- Aim of the task -
Set down the records line for line, from the start up to and including the line with "x-axis-label: 緯度 xyxy=(1207,1503,1249,1528)".

★ ★ ★

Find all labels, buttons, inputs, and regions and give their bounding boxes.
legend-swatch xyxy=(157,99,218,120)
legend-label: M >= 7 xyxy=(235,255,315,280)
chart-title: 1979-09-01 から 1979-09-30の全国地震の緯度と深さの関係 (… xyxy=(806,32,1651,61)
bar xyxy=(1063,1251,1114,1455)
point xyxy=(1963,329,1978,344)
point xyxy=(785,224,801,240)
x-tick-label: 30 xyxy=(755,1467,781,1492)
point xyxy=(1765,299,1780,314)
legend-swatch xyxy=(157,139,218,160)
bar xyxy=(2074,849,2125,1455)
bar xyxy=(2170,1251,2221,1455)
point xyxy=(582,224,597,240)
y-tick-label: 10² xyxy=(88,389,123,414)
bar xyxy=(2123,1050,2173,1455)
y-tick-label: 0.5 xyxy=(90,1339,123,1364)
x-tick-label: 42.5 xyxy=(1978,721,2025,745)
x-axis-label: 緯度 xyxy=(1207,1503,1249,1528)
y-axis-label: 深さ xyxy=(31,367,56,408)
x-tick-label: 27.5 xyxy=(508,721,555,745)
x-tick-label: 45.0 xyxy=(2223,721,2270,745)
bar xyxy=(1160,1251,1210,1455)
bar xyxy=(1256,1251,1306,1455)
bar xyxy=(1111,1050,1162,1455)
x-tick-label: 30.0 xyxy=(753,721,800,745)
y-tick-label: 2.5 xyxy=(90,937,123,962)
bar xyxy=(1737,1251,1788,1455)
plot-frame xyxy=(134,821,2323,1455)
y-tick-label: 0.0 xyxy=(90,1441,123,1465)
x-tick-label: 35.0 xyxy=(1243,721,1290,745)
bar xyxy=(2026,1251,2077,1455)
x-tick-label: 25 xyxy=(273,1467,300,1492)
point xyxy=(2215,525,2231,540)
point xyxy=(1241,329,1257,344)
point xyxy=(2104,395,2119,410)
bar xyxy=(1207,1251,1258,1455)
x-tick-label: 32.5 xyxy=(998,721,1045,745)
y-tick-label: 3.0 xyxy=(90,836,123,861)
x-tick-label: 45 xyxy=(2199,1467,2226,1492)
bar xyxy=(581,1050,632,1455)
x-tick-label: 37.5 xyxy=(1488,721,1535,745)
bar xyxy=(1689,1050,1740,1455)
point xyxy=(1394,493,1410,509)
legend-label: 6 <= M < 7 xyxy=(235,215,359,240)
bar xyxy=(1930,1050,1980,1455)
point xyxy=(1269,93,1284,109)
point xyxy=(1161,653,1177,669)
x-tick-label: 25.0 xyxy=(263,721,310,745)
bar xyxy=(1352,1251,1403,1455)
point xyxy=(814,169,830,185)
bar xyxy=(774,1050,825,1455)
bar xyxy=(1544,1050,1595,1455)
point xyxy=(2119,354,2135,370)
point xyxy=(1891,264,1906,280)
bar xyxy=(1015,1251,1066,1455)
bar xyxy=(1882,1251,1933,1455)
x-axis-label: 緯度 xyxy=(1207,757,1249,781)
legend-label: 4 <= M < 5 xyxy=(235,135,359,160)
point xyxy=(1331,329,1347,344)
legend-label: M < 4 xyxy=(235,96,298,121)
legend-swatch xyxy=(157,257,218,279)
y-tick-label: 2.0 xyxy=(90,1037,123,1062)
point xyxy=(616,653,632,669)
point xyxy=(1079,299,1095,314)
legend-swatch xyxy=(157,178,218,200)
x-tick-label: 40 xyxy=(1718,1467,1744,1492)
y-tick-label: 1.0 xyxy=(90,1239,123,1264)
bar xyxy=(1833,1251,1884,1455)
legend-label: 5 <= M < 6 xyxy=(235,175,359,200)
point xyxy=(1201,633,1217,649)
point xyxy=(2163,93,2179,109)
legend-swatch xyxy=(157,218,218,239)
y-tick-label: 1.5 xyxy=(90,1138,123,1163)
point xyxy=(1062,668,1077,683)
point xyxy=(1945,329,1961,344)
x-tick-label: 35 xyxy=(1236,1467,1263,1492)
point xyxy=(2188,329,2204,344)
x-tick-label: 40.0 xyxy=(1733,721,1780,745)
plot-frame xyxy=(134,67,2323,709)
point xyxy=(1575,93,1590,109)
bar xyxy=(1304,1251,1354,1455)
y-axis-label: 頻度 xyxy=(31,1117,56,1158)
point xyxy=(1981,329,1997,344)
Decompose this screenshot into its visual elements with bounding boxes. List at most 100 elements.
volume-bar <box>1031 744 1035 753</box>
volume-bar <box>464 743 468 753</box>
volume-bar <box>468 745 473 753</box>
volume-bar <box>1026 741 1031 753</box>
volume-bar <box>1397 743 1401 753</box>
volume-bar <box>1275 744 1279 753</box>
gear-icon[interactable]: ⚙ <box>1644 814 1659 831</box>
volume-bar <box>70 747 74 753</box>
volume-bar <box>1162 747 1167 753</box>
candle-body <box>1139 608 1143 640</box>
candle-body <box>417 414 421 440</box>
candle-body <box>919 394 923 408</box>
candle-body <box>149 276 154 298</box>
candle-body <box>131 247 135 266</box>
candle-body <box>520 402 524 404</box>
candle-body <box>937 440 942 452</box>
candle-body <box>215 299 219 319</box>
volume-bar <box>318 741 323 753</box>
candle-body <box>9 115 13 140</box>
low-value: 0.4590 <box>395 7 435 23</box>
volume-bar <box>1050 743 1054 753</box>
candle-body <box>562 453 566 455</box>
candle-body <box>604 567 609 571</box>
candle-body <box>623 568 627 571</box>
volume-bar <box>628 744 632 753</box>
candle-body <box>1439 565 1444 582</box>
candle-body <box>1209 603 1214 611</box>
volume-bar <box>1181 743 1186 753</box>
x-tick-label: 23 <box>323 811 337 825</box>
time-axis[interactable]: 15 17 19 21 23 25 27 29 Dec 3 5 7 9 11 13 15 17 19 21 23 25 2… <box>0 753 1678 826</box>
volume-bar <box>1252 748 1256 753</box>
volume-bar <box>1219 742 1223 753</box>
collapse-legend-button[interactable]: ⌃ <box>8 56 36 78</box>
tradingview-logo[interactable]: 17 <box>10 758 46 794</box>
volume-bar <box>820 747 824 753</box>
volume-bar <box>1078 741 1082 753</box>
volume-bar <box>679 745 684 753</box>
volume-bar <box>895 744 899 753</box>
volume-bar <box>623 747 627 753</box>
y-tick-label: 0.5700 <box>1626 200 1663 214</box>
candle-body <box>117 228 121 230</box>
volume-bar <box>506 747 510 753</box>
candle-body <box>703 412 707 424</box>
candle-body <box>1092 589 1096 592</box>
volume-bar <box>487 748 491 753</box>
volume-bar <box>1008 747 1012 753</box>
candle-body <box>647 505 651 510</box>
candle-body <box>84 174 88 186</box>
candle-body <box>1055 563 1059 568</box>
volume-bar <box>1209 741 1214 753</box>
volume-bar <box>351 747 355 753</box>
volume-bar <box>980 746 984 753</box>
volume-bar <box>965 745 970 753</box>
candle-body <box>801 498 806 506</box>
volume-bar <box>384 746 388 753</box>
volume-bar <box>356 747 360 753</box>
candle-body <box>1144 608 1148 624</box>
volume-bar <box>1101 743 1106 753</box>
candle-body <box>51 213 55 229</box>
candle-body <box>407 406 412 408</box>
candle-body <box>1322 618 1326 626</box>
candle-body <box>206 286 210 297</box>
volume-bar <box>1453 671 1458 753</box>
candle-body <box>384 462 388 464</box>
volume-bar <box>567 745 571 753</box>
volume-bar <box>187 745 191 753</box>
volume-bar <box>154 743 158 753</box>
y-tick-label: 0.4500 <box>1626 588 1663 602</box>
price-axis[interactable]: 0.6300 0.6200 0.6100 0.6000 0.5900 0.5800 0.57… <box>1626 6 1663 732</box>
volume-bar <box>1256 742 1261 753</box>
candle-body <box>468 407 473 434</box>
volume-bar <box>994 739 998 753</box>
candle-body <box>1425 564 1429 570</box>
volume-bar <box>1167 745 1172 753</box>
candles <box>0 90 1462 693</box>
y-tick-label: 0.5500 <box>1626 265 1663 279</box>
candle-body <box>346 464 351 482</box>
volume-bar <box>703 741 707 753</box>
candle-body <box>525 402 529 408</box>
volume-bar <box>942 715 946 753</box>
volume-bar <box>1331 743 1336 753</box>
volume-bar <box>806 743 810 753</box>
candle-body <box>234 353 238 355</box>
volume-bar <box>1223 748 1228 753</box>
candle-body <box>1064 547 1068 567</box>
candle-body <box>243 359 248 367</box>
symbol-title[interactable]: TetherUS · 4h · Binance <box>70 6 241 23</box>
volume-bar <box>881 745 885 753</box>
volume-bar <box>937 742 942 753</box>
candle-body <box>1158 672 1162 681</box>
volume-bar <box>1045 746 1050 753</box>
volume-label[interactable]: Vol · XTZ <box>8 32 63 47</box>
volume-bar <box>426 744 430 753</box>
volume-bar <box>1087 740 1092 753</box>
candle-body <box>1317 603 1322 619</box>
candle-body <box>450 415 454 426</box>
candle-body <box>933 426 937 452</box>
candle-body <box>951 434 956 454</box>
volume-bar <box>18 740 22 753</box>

★ ★ ★

- Answer to this problem -
Find all labels, buttons, inputs, and regions and give their bounding boxes.
legend-swatch xyxy=(157,99,218,120)
legend-label: M >= 7 xyxy=(235,255,315,280)
chart-title: 1979-09-01 から 1979-09-30の全国地震の緯度と深さの関係 (… xyxy=(806,32,1651,61)
bar xyxy=(1063,1251,1114,1455)
point xyxy=(1963,329,1978,344)
point xyxy=(785,224,801,240)
x-tick-label: 30 xyxy=(755,1467,781,1492)
point xyxy=(1765,299,1780,314)
legend-swatch xyxy=(157,139,218,160)
bar xyxy=(2074,849,2125,1455)
bar xyxy=(2170,1251,2221,1455)
point xyxy=(582,224,597,240)
y-tick-label: 10² xyxy=(88,389,123,414)
bar xyxy=(2123,1050,2173,1455)
y-tick-label: 0.5 xyxy=(90,1339,123,1364)
x-tick-label: 42.5 xyxy=(1978,721,2025,745)
x-axis-label: 緯度 xyxy=(1207,1503,1249,1528)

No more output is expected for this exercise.